DATA SECTION:

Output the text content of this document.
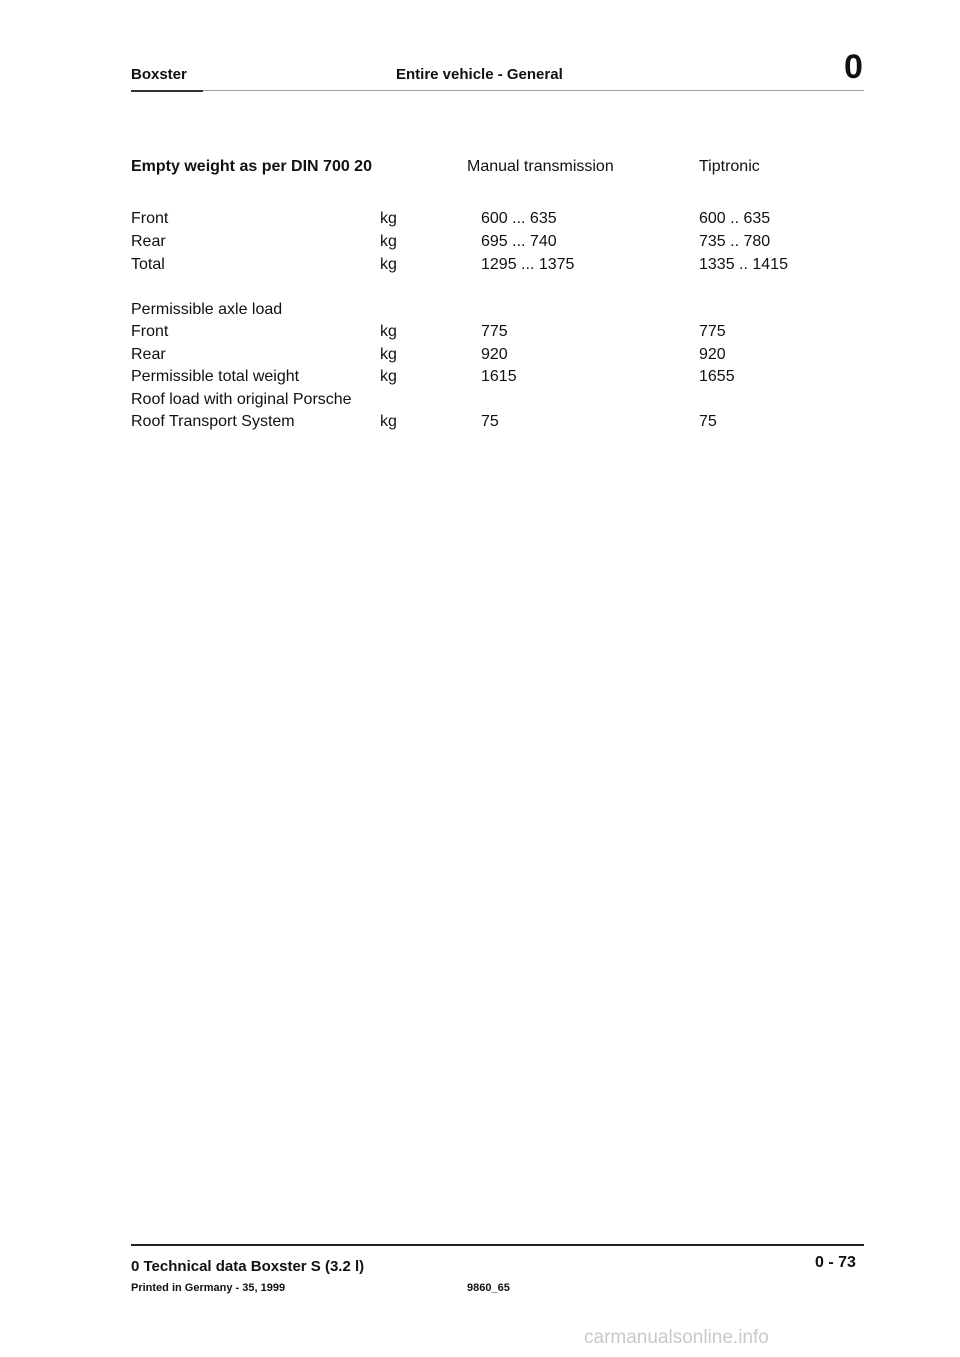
Boxster	Entire vehicle - General	0
Empty weight as per DIN 700 20	Manual transmission	Tiptronic
Front	kg	600 ... 635	600 .. 635
Rear	kg	695 ... 740	735 .. 780
Total	kg	1295 ... 1375	1335 .. 1415
Permissible axle load
Front	kg	775	775
Rear	kg	920	920
Permissible total weight	kg	1615	1655
Roof load with original Porsche
Roof Transport System	kg	75	75
0 Technical data Boxster S (3.2 l)
Printed in Germany - 35, 1999	9860_65
0 - 73
carmanualsonline.info
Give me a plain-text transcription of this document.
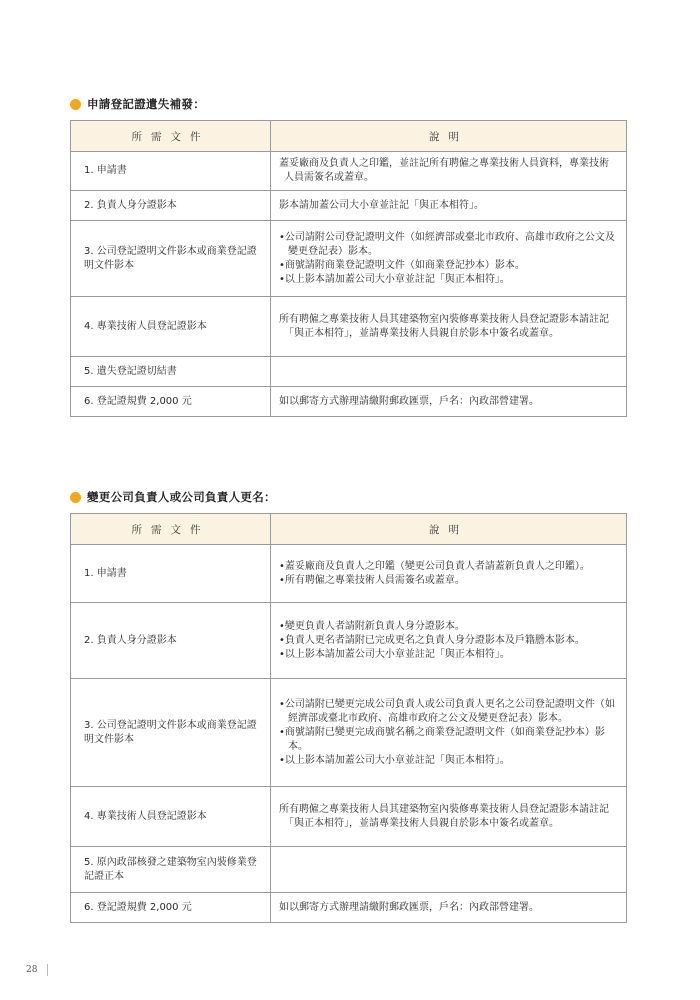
申請登記證遺失補發：
所需文件	說明
1. 申請書	蓋妥廠商及負責人之印鑑，並註記所有聘僱之專業技術人員資料，專業技術人員需簽名或蓋章。

2. 負責人身分證影本	影本請加蓋公司大小章並註記「與正本相符」。

3. 公司登記證明文件影本或商業登記證明文件影本	•公司請附公司登記證明文件（如經濟部或臺北市政府、高雄市政府之公文及變更登記表）影本。
•商號請附商業登記證明文件（如商業登記抄本）影本。
•以上影本請加蓋公司大小章並註記「與正本相符」。

4. 專業技術人員登記證影本	所有聘僱之專業技術人員其建築物室內裝修專業技術人員登記證影本請註記「與正本相符」，並請專業技術人員親自於影本中簽名或蓋章。

5. 遺失登記證切結書	
6. 登記證規費 2,000 元	如以郵寄方式辦理請繳附郵政匯票，戶名：內政部營建署。
變更公司負責人或公司負責人更名：
所需文件	說明
1. 申請書	•蓋妥廠商及負責人之印鑑（變更公司負責人者請蓋新負責人之印鑑）。
•所有聘僱之專業技術人員需簽名或蓋章。

2. 負責人身分證影本	•變更負責人者請附新負責人身分證影本。
•負責人更名者請附已完成更名之負責人身分證影本及戶籍謄本影本。
•以上影本請加蓋公司大小章並註記「與正本相符」。

3. 公司登記證明文件影本或商業登記證明文件影本	•公司請附已變更完成公司負責人或公司負責人更名之公司登記證明文件（如經濟部或臺北市政府、高雄市政府之公文及變更登記表）影本。
•商號請附已變更完成商號名稱之商業登記證明文件（如商業登記抄本）影本。
•以上影本請加蓋公司大小章並註記「與正本相符」。

4. 專業技術人員登記證影本	所有聘僱之專業技術人員其建築物室內裝修專業技術人員登記證影本請註記「與正本相符」，並請專業技術人員親自於影本中簽名或蓋章。

5. 原內政部核發之建築物室內裝修業登記證正本	
6. 登記證規費 2,000 元	如以郵寄方式辦理請繳附郵政匯票，戶名：內政部營建署。
28
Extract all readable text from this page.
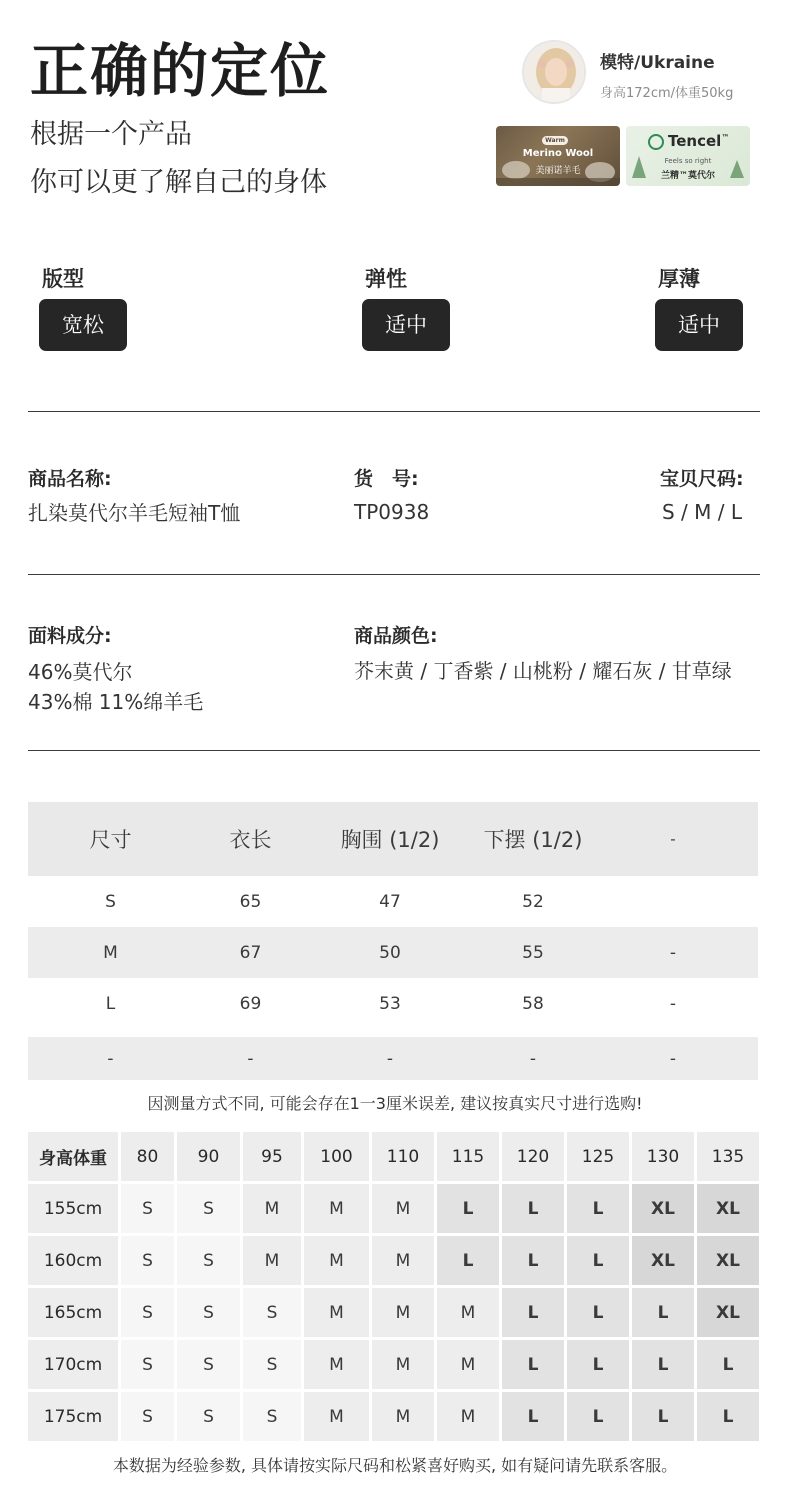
正确的定位
根据一个产品
你可以更了解自己的身体
模特/Ukraine
身高172cm/体重50kg
Warm
Merino Wool
美丽诺羊毛
Tencel™
Feels so right
兰精™莫代尔
版型
宽松
弹性
适中
厚薄
适中
商品名称:
扎染莫代尔羊毛短袖T恤
货　号:
TP0938
宝贝尺码:
S / M / L
面料成分:
46%莫代尔
43%棉 11%绵羊毛
商品颜色:
芥末黄 / 丁香紫 / 山桃粉 / 耀石灰 / 甘草绿
尺寸	衣长	胸围 (1/2)	下摆 (1/2)	-
S	65	47	52
M	67	50	55	-
L	69	53	58	-
-	-	-	-	-
因测量方式不同, 可能会存在1一3厘米误差, 建议按真实尺寸进行选购!
身高体重	80	90	95	100	110	115	120	125	130	135
155cm	S	S	M	M	M	L	L	L	XL	XL
160cm	S	S	M	M	M	L	L	L	XL	XL
165cm	S	S	S	M	M	M	L	L	L	XL
170cm	S	S	S	M	M	M	L	L	L	L
175cm	S	S	S	M	M	M	L	L	L	L
本数据为经验参数, 具体请按实际尺码和松紧喜好购买, 如有疑问请先联系客服。
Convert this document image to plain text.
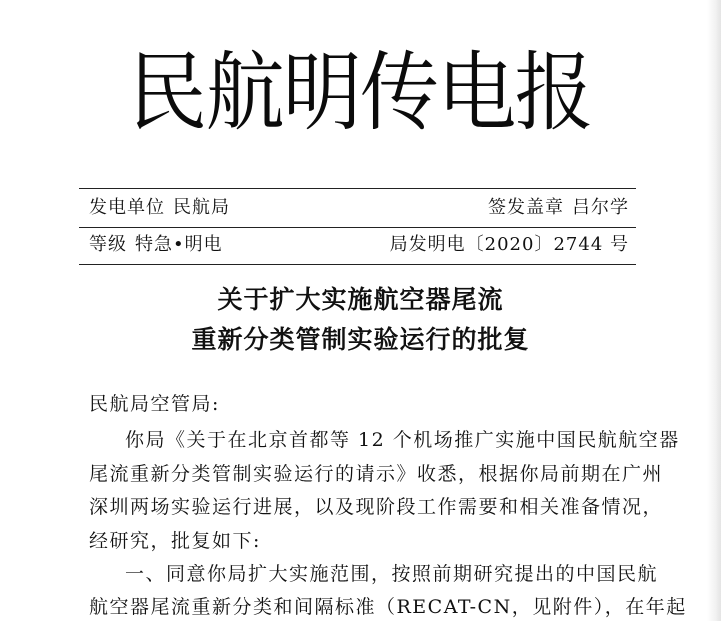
民航明传电报
发电单位 民航局	签发盖章 吕尔学
等级 特急•明电	局发明电〔2020〕2744 号
关于扩大实施航空器尾流
重新分类管制实验运行的批复
民航局空管局:
你局《关于在北京首都等 12 个机场推广实施中国民航航空器
尾流重新分类管制实验运行的请示》收悉，根据你局前期在广州
深圳两场实验运行进展，以及现阶段工作需要和相关准备情况，
经研究，批复如下:
一、同意你局扩大实施范围，按照前期研究提出的中国民航
航空器尾流重新分类和间隔标准（RECAT-CN，见附件），在年起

REQUIRED WORK:
Make an exact copy of the records shown above, without the pictures.

WRITTEN RESPONSE:
Output the text content of this document.
Boxster	Entire vehicle - General	0
Empty weight as per DIN 700 20	Manual transmission	Tiptronic
Front	kg	600 ... 635	600 .. 635
Rear	kg	695 ... 740	735 .. 780
Total	kg	1295 ... 1375	1335 .. 1415
Permissible axle load
Front	kg	775	775
Rear	kg	920	920
Permissible total weight	kg	1615	1655
Roof load with original Porsche
Roof Transport System	kg	75	75
0 Technical data Boxster S (3.2 l)
Printed in Germany - 35, 1999	9860_65
0 - 73
carmanualsonline.info
Give me a plain-text transcription of this document.
申請登記證遺失補發：
所需文件	說明
1. 申請書	蓋妥廠商及負責人之印鑑，並註記所有聘僱之專業技術人員資料，專業技術人員需簽名或蓋章。

2. 負責人身分證影本	影本請加蓋公司大小章並註記「與正本相符」。

3. 公司登記證明文件影本或商業登記證明文件影本	•公司請附公司登記證明文件（如經濟部或臺北市政府、高雄市政府之公文及變更登記表）影本。
•商號請附商業登記證明文件（如商業登記抄本）影本。
•以上影本請加蓋公司大小章並註記「與正本相符」。

4. 專業技術人員登記證影本	所有聘僱之專業技術人員其建築物室內裝修專業技術人員登記證影本請註記「與正本相符」，並請專業技術人員親自於影本中簽名或蓋章。

5. 遺失登記證切結書	
6. 登記證規費 2,000 元	如以郵寄方式辦理請繳附郵政匯票，戶名：內政部營建署。
變更公司負責人或公司負責人更名：
所需文件	說明
1. 申請書	•蓋妥廠商及負責人之印鑑（變更公司負責人者請蓋新負責人之印鑑）。
•所有聘僱之專業技術人員需簽名或蓋章。

2. 負責人身分證影本	•變更負責人者請附新負責人身分證影本。
•負責人更名者請附已完成更名之負責人身分證影本及戶籍謄本影本。
•以上影本請加蓋公司大小章並註記「與正本相符」。

3. 公司登記證明文件影本或商業登記證明文件影本	•公司請附已變更完成公司負責人或公司負責人更名之公司登記證明文件（如經濟部或臺北市政府、高雄市政府之公文及變更登記表）影本。
•商號請附已變更完成商號名稱之商業登記證明文件（如商業登記抄本）影本。
•以上影本請加蓋公司大小章並註記「與正本相符」。

4. 專業技術人員登記證影本	所有聘僱之專業技術人員其建築物室內裝修專業技術人員登記證影本請註記「與正本相符」，並請專業技術人員親自於影本中簽名或蓋章。

5. 原內政部核發之建築物室內裝修業登記證正本	
6. 登記證規費 2,000 元	如以郵寄方式辦理請繳附郵政匯票，戶名：內政部營建署。
28
Extract all readable text from this page.
正确的定位
根据一个产品
你可以更了解自己的身体
模特/Ukraine
身高172cm/体重50kg
Warm
Merino Wool
美丽诺羊毛
Tencel™
Feels so right
兰精™莫代尔
版型
宽松
弹性
适中
厚薄
适中
商品名称:
扎染莫代尔羊毛短袖T恤
货　号:
TP0938
宝贝尺码:
S / M / L
面料成分:
46%莫代尔
43%棉 11%绵羊毛
商品颜色:
芥末黄 / 丁香紫 / 山桃粉 / 耀石灰 / 甘草绿
尺寸	衣长	胸围 (1/2)	下摆 (1/2)	-
S	65	47	52
M	67	50	55	-
L	69	53	58	-
-	-	-	-	-
因测量方式不同, 可能会存在1一3厘米误差, 建议按真实尺寸进行选购!
身高体重	80	90	95	100	110	115	120	125	130	135
155cm	S	S	M	M	M	L	L	L	XL	XL
160cm	S	S	M	M	M	L	L	L	XL	XL
165cm	S	S	S	M	M	M	L	L	L	XL
170cm	S	S	S	M	M	M	L	L	L	L
175cm	S	S	S	M	M	M	L	L	L	L
本数据为经验参数, 具体请按实际尺码和松紧喜好购买, 如有疑问请先联系客服。
Convert this document image to plain text.
民航明传电报
发电单位 民航局	签发盖章 吕尔学
等级 特急•明电	局发明电〔2020〕2744 号
关于扩大实施航空器尾流
重新分类管制实验运行的批复
民航局空管局:
你局《关于在北京首都等 12 个机场推广实施中国民航航空器
尾流重新分类管制实验运行的请示》收悉，根据你局前期在广州
深圳两场实验运行进展，以及现阶段工作需要和相关准备情况，
经研究，批复如下:
一、同意你局扩大实施范围，按照前期研究提出的中国民航
航空器尾流重新分类和间隔标准（RECAT-CN，见附件），在年起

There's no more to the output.